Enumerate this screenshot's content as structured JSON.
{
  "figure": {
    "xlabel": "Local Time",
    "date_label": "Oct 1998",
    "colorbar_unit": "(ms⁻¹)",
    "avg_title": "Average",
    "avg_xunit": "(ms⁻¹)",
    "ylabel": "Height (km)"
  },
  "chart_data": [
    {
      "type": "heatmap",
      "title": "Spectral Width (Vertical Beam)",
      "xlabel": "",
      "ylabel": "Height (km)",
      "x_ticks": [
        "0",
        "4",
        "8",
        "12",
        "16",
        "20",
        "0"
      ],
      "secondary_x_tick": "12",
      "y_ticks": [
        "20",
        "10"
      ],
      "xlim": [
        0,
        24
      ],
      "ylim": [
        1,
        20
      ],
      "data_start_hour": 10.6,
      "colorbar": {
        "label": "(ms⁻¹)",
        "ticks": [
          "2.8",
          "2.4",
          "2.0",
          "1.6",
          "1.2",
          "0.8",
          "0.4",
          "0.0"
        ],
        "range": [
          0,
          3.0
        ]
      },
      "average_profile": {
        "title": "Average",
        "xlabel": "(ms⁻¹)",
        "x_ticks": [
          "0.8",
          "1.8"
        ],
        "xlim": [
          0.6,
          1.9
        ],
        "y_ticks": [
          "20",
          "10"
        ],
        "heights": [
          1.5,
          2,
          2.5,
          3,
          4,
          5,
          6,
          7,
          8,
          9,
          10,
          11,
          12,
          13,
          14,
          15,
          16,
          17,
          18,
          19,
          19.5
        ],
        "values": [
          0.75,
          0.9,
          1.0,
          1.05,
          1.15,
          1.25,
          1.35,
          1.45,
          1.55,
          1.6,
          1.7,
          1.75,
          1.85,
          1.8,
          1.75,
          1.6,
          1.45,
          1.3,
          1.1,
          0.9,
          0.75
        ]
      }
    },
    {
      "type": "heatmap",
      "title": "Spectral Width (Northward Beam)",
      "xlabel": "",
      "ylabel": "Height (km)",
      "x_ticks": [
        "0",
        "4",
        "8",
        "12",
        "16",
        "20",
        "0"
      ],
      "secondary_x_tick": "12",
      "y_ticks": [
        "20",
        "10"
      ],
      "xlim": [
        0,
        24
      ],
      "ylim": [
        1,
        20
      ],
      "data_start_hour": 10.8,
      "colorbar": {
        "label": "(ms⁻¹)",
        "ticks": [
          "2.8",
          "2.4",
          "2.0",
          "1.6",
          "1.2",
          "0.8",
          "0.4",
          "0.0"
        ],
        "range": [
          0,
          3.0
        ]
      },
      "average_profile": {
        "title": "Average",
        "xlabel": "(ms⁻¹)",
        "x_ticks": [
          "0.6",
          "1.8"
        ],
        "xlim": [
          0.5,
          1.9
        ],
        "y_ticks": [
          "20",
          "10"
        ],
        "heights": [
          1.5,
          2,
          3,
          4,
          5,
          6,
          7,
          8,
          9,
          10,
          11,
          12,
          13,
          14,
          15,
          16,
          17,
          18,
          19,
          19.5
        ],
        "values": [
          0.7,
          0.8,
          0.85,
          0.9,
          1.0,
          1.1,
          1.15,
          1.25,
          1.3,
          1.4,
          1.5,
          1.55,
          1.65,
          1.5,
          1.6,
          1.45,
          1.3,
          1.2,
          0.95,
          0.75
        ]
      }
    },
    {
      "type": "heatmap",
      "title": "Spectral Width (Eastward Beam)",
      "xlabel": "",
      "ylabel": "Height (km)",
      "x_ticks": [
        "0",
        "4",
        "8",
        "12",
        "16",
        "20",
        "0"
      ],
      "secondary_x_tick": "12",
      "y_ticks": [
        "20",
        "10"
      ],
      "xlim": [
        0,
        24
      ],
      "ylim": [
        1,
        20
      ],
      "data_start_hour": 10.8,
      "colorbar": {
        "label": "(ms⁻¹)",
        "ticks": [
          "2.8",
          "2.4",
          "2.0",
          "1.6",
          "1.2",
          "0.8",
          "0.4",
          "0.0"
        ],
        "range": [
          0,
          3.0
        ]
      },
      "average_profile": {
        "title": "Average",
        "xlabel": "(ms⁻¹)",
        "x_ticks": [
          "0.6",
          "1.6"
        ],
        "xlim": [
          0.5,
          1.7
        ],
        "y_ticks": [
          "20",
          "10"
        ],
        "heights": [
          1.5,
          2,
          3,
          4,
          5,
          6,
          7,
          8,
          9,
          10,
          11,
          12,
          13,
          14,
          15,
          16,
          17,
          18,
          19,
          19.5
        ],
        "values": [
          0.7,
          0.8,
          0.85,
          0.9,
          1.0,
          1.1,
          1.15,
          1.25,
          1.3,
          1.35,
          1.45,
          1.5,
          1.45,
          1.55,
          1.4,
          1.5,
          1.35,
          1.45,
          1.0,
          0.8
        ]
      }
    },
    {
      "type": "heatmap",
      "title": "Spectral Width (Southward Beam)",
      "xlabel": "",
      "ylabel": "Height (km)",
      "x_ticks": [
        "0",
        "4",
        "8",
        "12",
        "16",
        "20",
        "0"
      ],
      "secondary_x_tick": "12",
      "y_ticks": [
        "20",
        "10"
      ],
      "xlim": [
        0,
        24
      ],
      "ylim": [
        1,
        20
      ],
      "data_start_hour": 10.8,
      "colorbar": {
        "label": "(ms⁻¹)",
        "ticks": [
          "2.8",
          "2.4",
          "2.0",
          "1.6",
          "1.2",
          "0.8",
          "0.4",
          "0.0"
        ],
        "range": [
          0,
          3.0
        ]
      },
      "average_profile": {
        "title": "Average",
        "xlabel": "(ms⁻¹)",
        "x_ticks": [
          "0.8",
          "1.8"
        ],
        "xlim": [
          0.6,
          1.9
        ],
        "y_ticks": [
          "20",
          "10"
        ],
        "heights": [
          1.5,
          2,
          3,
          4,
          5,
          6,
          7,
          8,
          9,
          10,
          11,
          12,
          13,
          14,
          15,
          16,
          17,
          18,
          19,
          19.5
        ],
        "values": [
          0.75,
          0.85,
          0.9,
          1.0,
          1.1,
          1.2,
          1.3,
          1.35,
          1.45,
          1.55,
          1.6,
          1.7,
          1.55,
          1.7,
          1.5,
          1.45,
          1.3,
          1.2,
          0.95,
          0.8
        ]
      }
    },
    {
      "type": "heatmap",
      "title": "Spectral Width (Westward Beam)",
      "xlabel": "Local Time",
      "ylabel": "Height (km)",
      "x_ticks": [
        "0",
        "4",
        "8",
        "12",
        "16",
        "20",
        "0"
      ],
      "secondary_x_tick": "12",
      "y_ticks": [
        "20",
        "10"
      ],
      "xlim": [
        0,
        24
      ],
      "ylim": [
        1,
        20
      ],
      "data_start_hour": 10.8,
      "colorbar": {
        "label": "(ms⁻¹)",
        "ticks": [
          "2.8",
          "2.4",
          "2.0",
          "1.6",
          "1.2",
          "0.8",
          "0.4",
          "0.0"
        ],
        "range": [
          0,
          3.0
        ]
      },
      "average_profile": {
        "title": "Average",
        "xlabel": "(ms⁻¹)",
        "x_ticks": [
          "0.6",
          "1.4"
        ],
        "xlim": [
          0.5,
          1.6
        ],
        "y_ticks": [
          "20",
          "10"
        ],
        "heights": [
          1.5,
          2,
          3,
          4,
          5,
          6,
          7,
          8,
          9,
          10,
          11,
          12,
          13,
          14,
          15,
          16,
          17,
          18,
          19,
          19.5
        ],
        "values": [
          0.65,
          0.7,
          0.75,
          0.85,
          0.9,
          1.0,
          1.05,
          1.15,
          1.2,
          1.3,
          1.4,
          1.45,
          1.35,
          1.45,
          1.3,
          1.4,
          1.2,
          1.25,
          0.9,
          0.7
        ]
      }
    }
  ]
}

++++++

▸ **WORK REQUIRED**: Make an exact copy of the records.

▸ **RESULT**:
Enumerate this screenshot's content as structured JSON.
{
  "figure": {
    "xlabel": "Local Time",
    "date_label": "Oct 1998",
    "colorbar_unit": "(ms⁻¹)",
    "avg_title": "Average",
    "avg_xunit": "(ms⁻¹)",
    "ylabel": "Height (km)"
  },
  "chart_data": [
    {
      "type": "heatmap",
      "title": "Spectral Width (Vertical Beam)",
      "xlabel": "",
      "ylabel": "Height (km)",
      "x_ticks": [
        "0",
        "4",
        "8",
        "12",
        "16",
        "20",
        "0"
      ],
      "secondary_x_tick": "12",
      "y_ticks": [
        "20",
        "10"
      ],
      "xlim": [
        0,
        24
      ],
      "ylim": [
        1,
        20
      ],
      "data_start_hour": 10.6,
      "colorbar": {
        "label": "(ms⁻¹)",
        "ticks": [
          "2.8",
          "2.4",
          "2.0",
          "1.6",
          "1.2",
          "0.8",
          "0.4",
          "0.0"
        ],
        "range": [
          0,
          3.0
        ]
      },
      "average_profile": {
        "title": "Average",
        "xlabel": "(ms⁻¹)",
        "x_ticks": [
          "0.8",
          "1.8"
        ],
        "xlim": [
          0.6,
          1.9
        ],
        "y_ticks": [
          "20",
          "10"
        ],
        "heights": [
          1.5,
          2,
          2.5,
          3,
          4,
          5,
          6,
          7,
          8,
          9,
          10,
          11,
          12,
          13,
          14,
          15,
          16,
          17,
          18,
          19,
          19.5
        ],
        "values": [
          0.75,
          0.9,
          1.0,
          1.05,
          1.15,
          1.25,
          1.35,
          1.45,
          1.55,
          1.6,
          1.7,
          1.75,
          1.85,
          1.8,
          1.75,
          1.6,
          1.45,
          1.3,
          1.1,
          0.9,
          0.75
        ]
      }
    },
    {
      "type": "heatmap",
      "title": "Spectral Width (Northward Beam)",
      "xlabel": "",
      "ylabel": "Height (km)",
      "x_ticks": [
        "0",
        "4",
        "8",
        "12",
        "16",
        "20",
        "0"
      ],
      "secondary_x_tick": "12",
      "y_ticks": [
        "20",
        "10"
      ],
      "xlim": [
        0,
        24
      ],
      "ylim": [
        1,
        20
      ],
      "data_start_hour": 10.8,
      "colorbar": {
        "label": "(ms⁻¹)",
        "ticks": [
          "2.8",
          "2.4",
          "2.0",
          "1.6",
          "1.2",
          "0.8",
          "0.4",
          "0.0"
        ],
        "range": [
          0,
          3.0
        ]
      },
      "average_profile": {
        "title": "Average",
        "xlabel": "(ms⁻¹)",
        "x_ticks": [
          "0.6",
          "1.8"
        ],
        "xlim": [
          0.5,
          1.9
        ],
        "y_ticks": [
          "20",
          "10"
        ],
        "heights": [
          1.5,
          2,
          3,
          4,
          5,
          6,
          7,
          8,
          9,
          10,
          11,
          12,
          13,
          14,
          15,
          16,
          17,
          18,
          19,
          19.5
        ],
        "values": [
          0.7,
          0.8,
          0.85,
          0.9,
          1.0,
          1.1,
          1.15,
          1.25,
          1.3,
          1.4,
          1.5,
          1.55,
          1.65,
          1.5,
          1.6,
          1.45,
          1.3,
          1.2,
          0.95,
          0.75
        ]
      }
    },
    {
      "type": "heatmap",
      "title": "Spectral Width (Eastward Beam)",
      "xlabel": "",
      "ylabel": "Height (km)",
      "x_ticks": [
        "0",
        "4",
        "8",
        "12",
        "16",
        "20",
        "0"
      ],
      "secondary_x_tick": "12",
      "y_ticks": [
        "20",
        "10"
      ],
      "xlim": [
        0,
        24
      ],
      "ylim": [
        1,
        20
      ],
      "data_start_hour": 10.8,
      "colorbar": {
        "label": "(ms⁻¹)",
        "ticks": [
          "2.8",
          "2.4",
          "2.0",
          "1.6",
          "1.2",
          "0.8",
          "0.4",
          "0.0"
        ],
        "range": [
          0,
          3.0
        ]
      },
      "average_profile": {
        "title": "Average",
        "xlabel": "(ms⁻¹)",
        "x_ticks": [
          "0.6",
          "1.6"
        ],
        "xlim": [
          0.5,
          1.7
        ],
        "y_ticks": [
          "20",
          "10"
        ],
        "heights": [
          1.5,
          2,
          3,
          4,
          5,
          6,
          7,
          8,
          9,
          10,
          11,
          12,
          13,
          14,
          15,
          16,
          17,
          18,
          19,
          19.5
        ],
        "values": [
          0.7,
          0.8,
          0.85,
          0.9,
          1.0,
          1.1,
          1.15,
          1.25,
          1.3,
          1.35,
          1.45,
          1.5,
          1.45,
          1.55,
          1.4,
          1.5,
          1.35,
          1.45,
          1.0,
          0.8
        ]
      }
    },
    {
      "type": "heatmap",
      "title": "Spectral Width (Southward Beam)",
      "xlabel": "",
      "ylabel": "Height (km)",
      "x_ticks": [
        "0",
        "4",
        "8",
        "12",
        "16",
        "20",
        "0"
      ],
      "secondary_x_tick": "12",
      "y_ticks": [
        "20",
        "10"
      ],
      "xlim": [
        0,
        24
      ],
      "ylim": [
        1,
        20
      ],
      "data_start_hour": 10.8,
      "colorbar": {
        "label": "(ms⁻¹)",
        "ticks": [
          "2.8",
          "2.4",
          "2.0",
          "1.6",
          "1.2",
          "0.8",
          "0.4",
          "0.0"
        ],
        "range": [
          0,
          3.0
        ]
      },
      "average_profile": {
        "title": "Average",
        "xlabel": "(ms⁻¹)",
        "x_ticks": [
          "0.8",
          "1.8"
        ],
        "xlim": [
          0.6,
          1.9
        ],
        "y_ticks": [
          "20",
          "10"
        ],
        "heights": [
          1.5,
          2,
          3,
          4,
          5,
          6,
          7,
          8,
          9,
          10,
          11,
          12,
          13,
          14,
          15,
          16,
          17,
          18,
          19,
          19.5
        ],
        "values": [
          0.75,
          0.85,
          0.9,
          1.0,
          1.1,
          1.2,
          1.3,
          1.35,
          1.45,
          1.55,
          1.6,
          1.7,
          1.55,
          1.7,
          1.5,
          1.45,
          1.3,
          1.2,
          0.95,
          0.8
        ]
      }
    },
    {
      "type": "heatmap",
      "title": "Spectral Width (Westward Beam)",
      "xlabel": "Local Time",
      "ylabel": "Height (km)",
      "x_ticks": [
        "0",
        "4",
        "8",
        "12",
        "16",
        "20",
        "0"
      ],
      "secondary_x_tick": "12",
      "y_ticks": [
        "20",
        "10"
      ],
      "xlim": [
        0,
        24
      ],
      "ylim": [
        1,
        20
      ],
      "data_start_hour": 10.8,
      "colorbar": {
        "label": "(ms⁻¹)",
        "ticks": [
          "2.8",
          "2.4",
          "2.0",
          "1.6",
          "1.2",
          "0.8",
          "0.4",
          "0.0"
        ],
        "range": [
          0,
          3.0
        ]
      },
      "average_profile": {
        "title": "Average",
        "xlabel": "(ms⁻¹)",
        "x_ticks": [
          "0.6",
          "1.4"
        ],
        "xlim": [
          0.5,
          1.6
        ],
        "y_ticks": [
          "20",
          "10"
        ],
        "heights": [
          1.5,
          2,
          3,
          4,
          5,
          6,
          7,
          8,
          9,
          10,
          11,
          12,
          13,
          14,
          15,
          16,
          17,
          18,
          19,
          19.5
        ],
        "values": [
          0.65,
          0.7,
          0.75,
          0.85,
          0.9,
          1.0,
          1.05,
          1.15,
          1.2,
          1.3,
          1.4,
          1.45,
          1.35,
          1.45,
          1.3,
          1.4,
          1.2,
          1.25,
          0.9,
          0.7
        ]
      }
    }
  ]
}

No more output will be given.